>> START PASSAGE SHOWN

Sixty-six years later, on December 27, 2025, similar words resurfaced, this time nearly 2,000 kilometers away, in Kinshasa. During a broadcast on the Congolese national television station 'RTNC', the spokesperson of the Congolese army, Sylvien Ekenge, read, "This means that if you marry a Tutsi woman today, you have to be careful. You have to be careful because, if you are in a position of responsibility, and this is what they did with the traditional chiefs, the great traditional chiefs, pretty much everywhere, they give you a woman, but then you end up with a family member, like a cousin or nephew, who comes to live with you.

"From the woman's family. And they will introduce him to you as her nephew or cousin, when in fact he is neither a nephew nor a cousin, but the person who will come and have children with your wife at home. And they will tell you that no, the children are born Tutsi, as Tutsi, because the Tutsi race is superior, so it's treachery. Indeed, It is always treachery, Ubwenge, instilled even in Tutsi women."

>> END PASSAGE SHOWN
>> START SUPPLIED MATERIAL

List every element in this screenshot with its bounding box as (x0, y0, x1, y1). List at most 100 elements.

>> END SUPPLIED MATERIAL
>> START SUPPLIED MATERIAL

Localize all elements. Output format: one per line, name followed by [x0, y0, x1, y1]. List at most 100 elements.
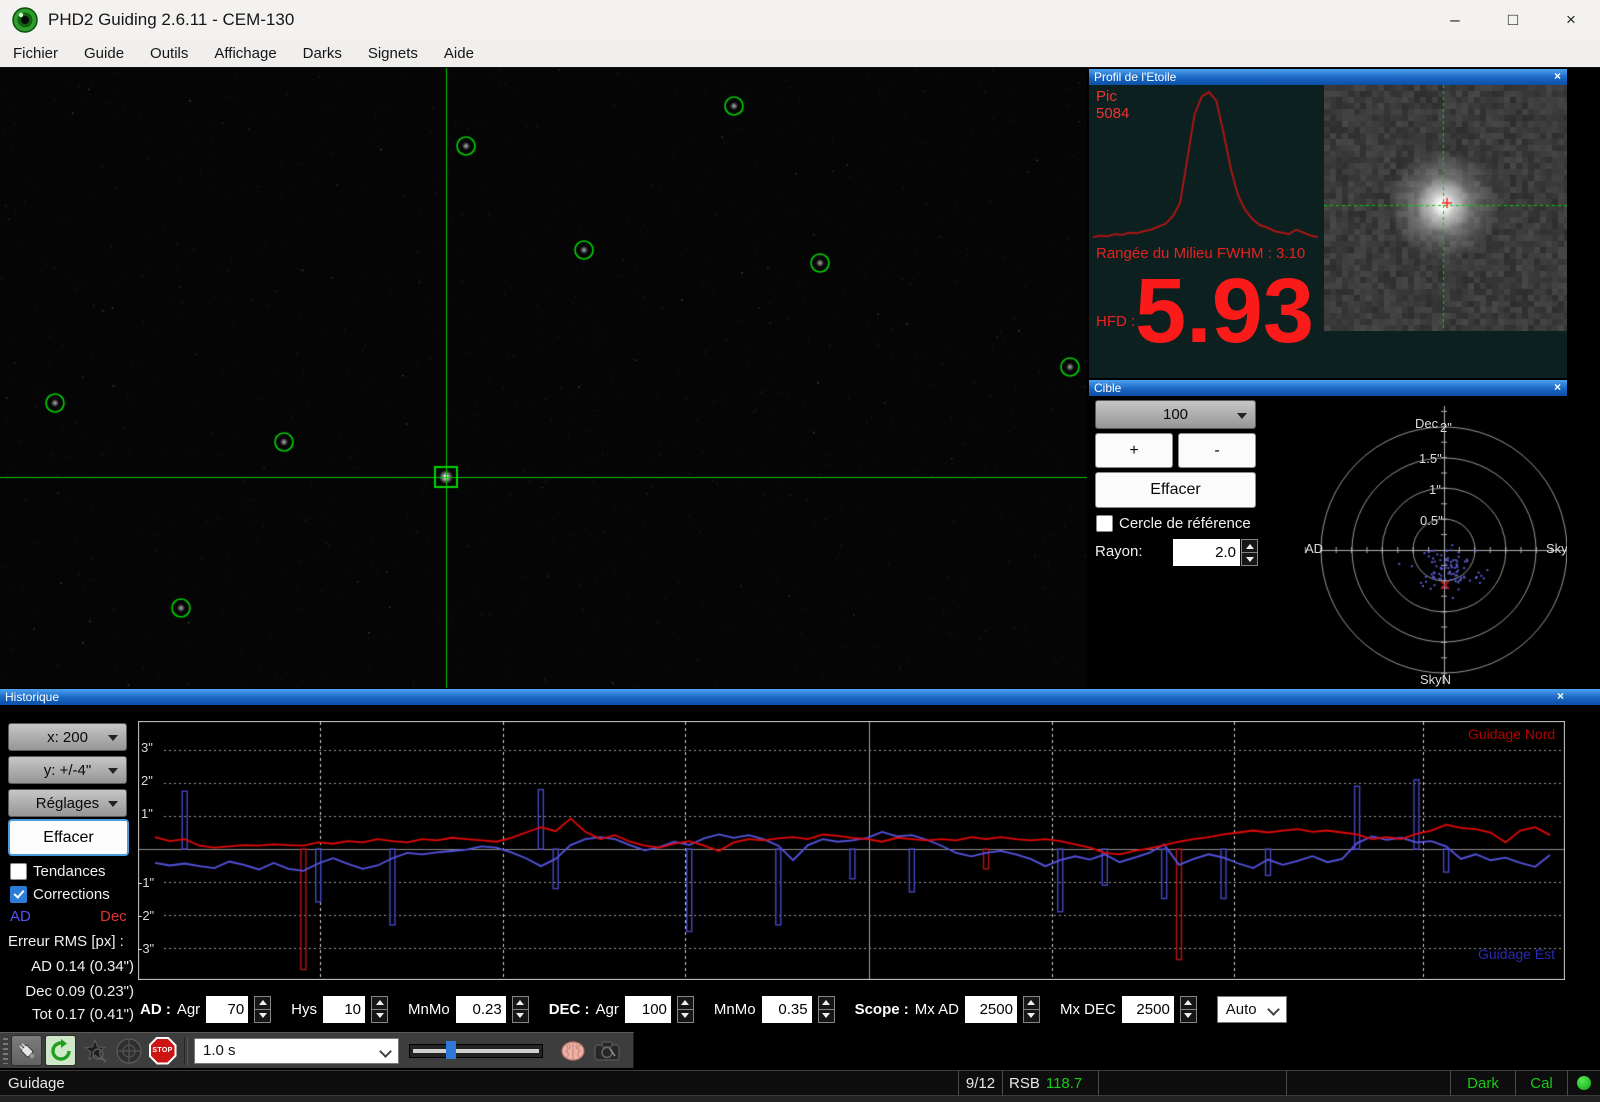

>> END SUPPLIED MATERIAL

§ **TO BE DONE**:
1. In the passage about the Kinshasa broadcast, who read the words aired on RTNC?
2. Please carry the passage about the Kinshasa broadcast forward from its final sentence.
The listing isn't needed for anything here.

§ **RESPONSES TO THE EXERCISE**:
1. Sylvien Ekenge, the spokesperson of the Congolese army.

2.
A senior military spokesperson portrayed Tutsi identity as inherently deceptive and threatening. Though the setting was different, the logic was familiar: an entire group reduced to suspicion and blame.

These words did not emerge in a vacuum. The FDLR was founded by perpetrators of the 1994 Genocide against the Tutsi. For three decades, Kinshasa has framed them as a marginal 'remnant,' a numbers problem to be managed. But FDLR is not a count of fighters in the bush. It is an ideology that has found new hosts. When Ekenge speaks, he channels the same dehumanizing logic that FDLR has preserved and exported across the region.

What links Ngoma in 1959 to Kinshasa in 2025 is not coincidence, but continuity. The ideology that emerged in Rwanda on the eve of independence did not disappear with time. Instead, it crossed borders, adapting to new political crises in Burundi and the Democratic Republic of the Congo. Each time it reappeared, it did so in moments of fear and instability, often amplified by those in positions of power.

The coalition is explicit. In January 2026, when BBC Gahuza asked Burundi's President Évariste Ndayishimiye whether his government collaborates with FDLR, he did not deny it. Instead, he chuckled and invoked a proverb: "The enemy of my enemy is my friend."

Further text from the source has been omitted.